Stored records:

------------------------------------

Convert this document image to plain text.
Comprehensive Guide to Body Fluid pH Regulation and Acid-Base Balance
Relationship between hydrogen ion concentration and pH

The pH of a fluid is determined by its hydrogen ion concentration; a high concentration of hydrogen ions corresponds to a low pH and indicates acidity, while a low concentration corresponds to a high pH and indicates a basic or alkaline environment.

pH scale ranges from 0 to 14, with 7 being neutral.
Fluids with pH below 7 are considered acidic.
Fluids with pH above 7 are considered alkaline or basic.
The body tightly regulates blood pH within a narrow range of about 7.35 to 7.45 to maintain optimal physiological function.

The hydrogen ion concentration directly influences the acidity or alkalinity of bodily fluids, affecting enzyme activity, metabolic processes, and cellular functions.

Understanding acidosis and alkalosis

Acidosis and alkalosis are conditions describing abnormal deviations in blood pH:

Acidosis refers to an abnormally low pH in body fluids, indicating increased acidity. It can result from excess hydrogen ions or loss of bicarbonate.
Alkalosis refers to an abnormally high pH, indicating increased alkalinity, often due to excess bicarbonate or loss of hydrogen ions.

------------------------------------

(Work request)
Where does the word "basic" appear in the records? Copy every line that holds it.

(Solution for this task)
The pH of a fluid is determined by its hydrogen ion concentration; a high concentration of hydrogen ions corresponds to a low pH and indicates acidity, while a low concentration corresponds to a high pH and indicates a basic or alkaline environment.
Fluids with pH above 7 are considered alkaline or basic.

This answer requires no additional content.